Exercise: Reproduce the data below in full and exclude every picture.

Recorded data:
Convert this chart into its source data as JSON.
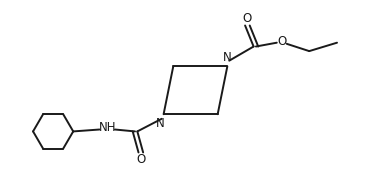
{
  "bg_color": "#ffffff",
  "line_color": "#1a1a1a",
  "line_width": 1.4,
  "font_size": 8.5,
  "fig_width": 3.89,
  "fig_height": 1.94,
  "dpi": 100,
  "xlim": [
    0,
    10
  ],
  "ylim": [
    0,
    5
  ]
}
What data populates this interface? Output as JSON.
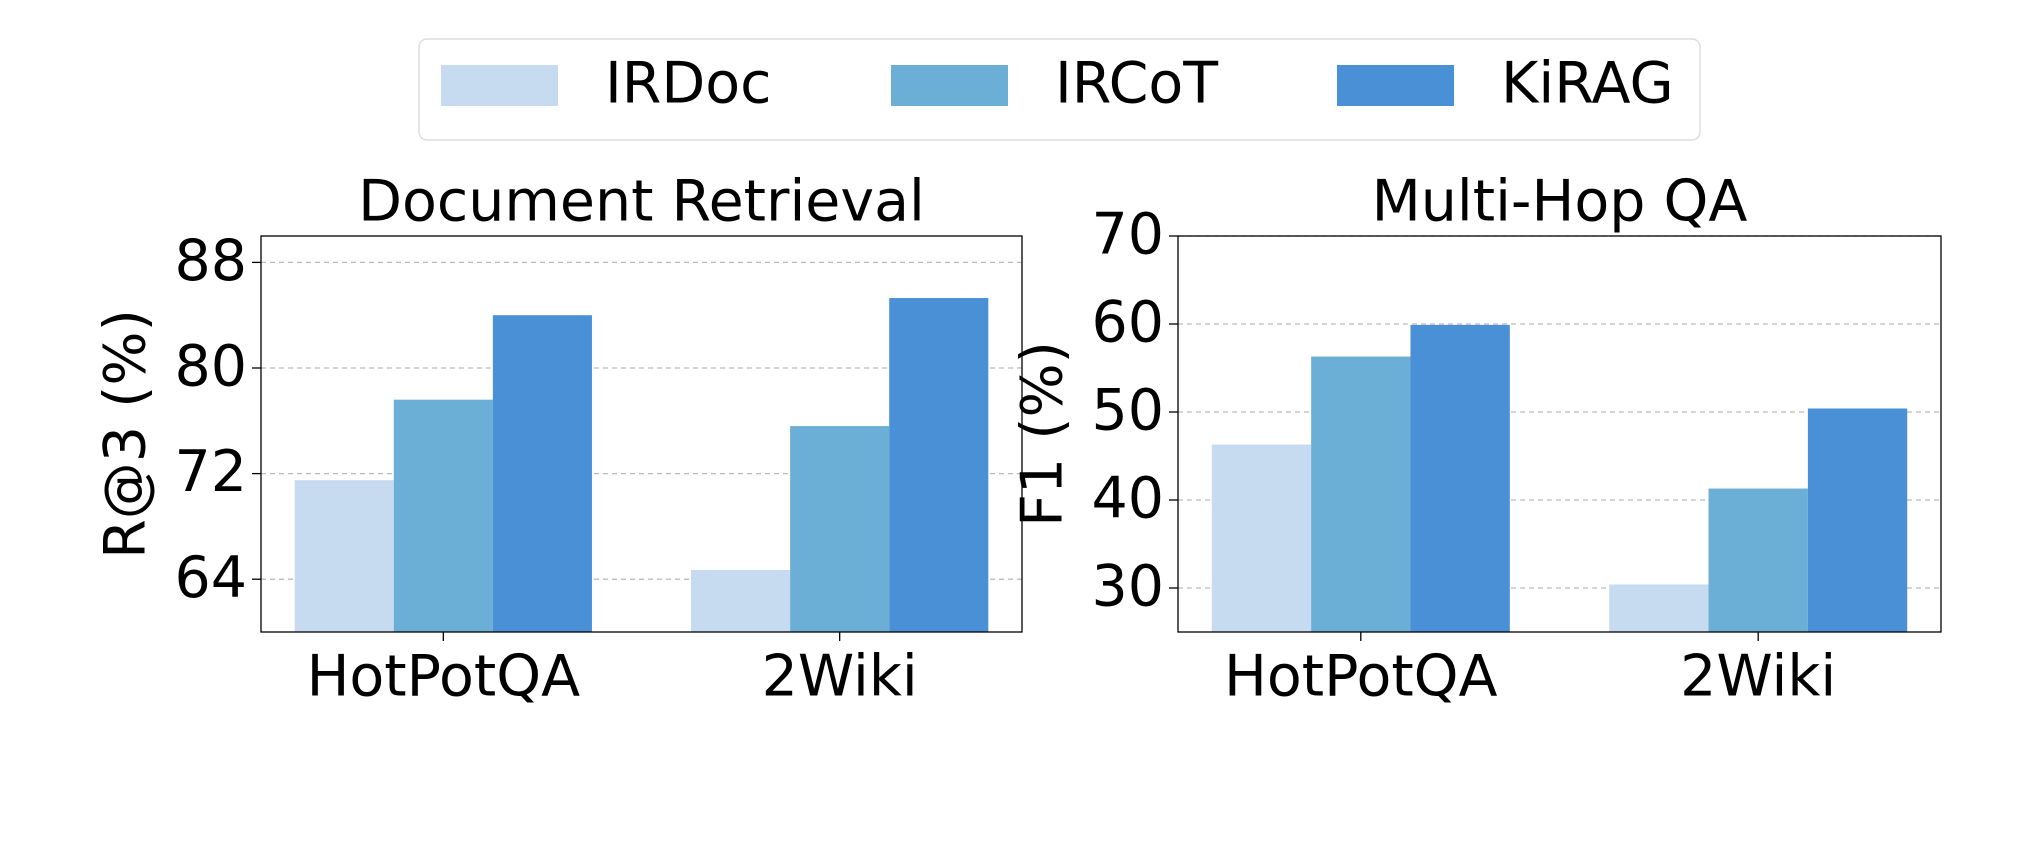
{
  "chart_data": [
    {
      "type": "bar",
      "title": "Document Retrieval",
      "y_label": "R@3 (%)",
      "categories": [
        "HotPotQA",
        "2Wiki"
      ],
      "series": [
        {
          "name": "IRDoc",
          "color": "#c6dbef",
          "values": [
            71.5,
            64.7
          ]
        },
        {
          "name": "IRCoT",
          "color": "#6baed6",
          "values": [
            77.6,
            75.6
          ]
        },
        {
          "name": "KiRAG",
          "color": "#4a90d6",
          "values": [
            84.0,
            85.3
          ]
        }
      ],
      "ylim": [
        60,
        90
      ],
      "yticks": [
        64,
        72,
        80,
        88
      ],
      "grid": true
    },
    {
      "type": "bar",
      "title": "Multi-Hop QA",
      "y_label": "F1 (%)",
      "categories": [
        "HotPotQA",
        "2Wiki"
      ],
      "series": [
        {
          "name": "IRDoc",
          "color": "#c6dbef",
          "values": [
            46.3,
            30.4
          ]
        },
        {
          "name": "IRCoT",
          "color": "#6baed6",
          "values": [
            56.3,
            41.3
          ]
        },
        {
          "name": "KiRAG",
          "color": "#4a90d6",
          "values": [
            59.9,
            50.4
          ]
        }
      ],
      "ylim": [
        25,
        70
      ],
      "yticks": [
        30,
        40,
        50,
        60,
        70
      ],
      "grid": true
    }
  ]
}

Answer for this exercise:
Convert this chart into its source data as JSON.
{
  "bg_color": "#ffffff",
  "line_color": "#1a1a1a",
  "line_width": 1.4,
  "font_size": 8.5,
  "fig_width": 3.89,
  "fig_height": 1.94,
  "dpi": 100,
  "xlim": [
    0,
    10
  ],
  "ylim": [
    0,
    5
  ]
}
What data populates this interface? Output as JSON.
{
  "chart_data": [
    {
      "type": "bar",
      "title": "Document Retrieval",
      "y_label": "R@3 (%)",
      "categories": [
        "HotPotQA",
        "2Wiki"
      ],
      "series": [
        {
          "name": "IRDoc",
          "color": "#c6dbef",
          "values": [
            71.5,
            64.7
          ]
        },
        {
          "name": "IRCoT",
          "color": "#6baed6",
          "values": [
            77.6,
            75.6
          ]
        },
        {
          "name": "KiRAG",
          "color": "#4a90d6",
          "values": [
            84.0,
            85.3
          ]
        }
      ],
      "ylim": [
        60,
        90
      ],
      "yticks": [
        64,
        72,
        80,
        88
      ],
      "grid": true
    },
    {
      "type": "bar",
      "title": "Multi-Hop QA",
      "y_label": "F1 (%)",
      "categories": [
        "HotPotQA",
        "2Wiki"
      ],
      "series": [
        {
          "name": "IRDoc",
          "color": "#c6dbef",
          "values": [
            46.3,
            30.4
          ]
        },
        {
          "name": "IRCoT",
          "color": "#6baed6",
          "values": [
            56.3,
            41.3
          ]
        },
        {
          "name": "KiRAG",
          "color": "#4a90d6",
          "values": [
            59.9,
            50.4
          ]
        }
      ],
      "ylim": [
        25,
        70
      ],
      "yticks": [
        30,
        40,
        50,
        60,
        70
      ],
      "grid": true
    }
  ]
}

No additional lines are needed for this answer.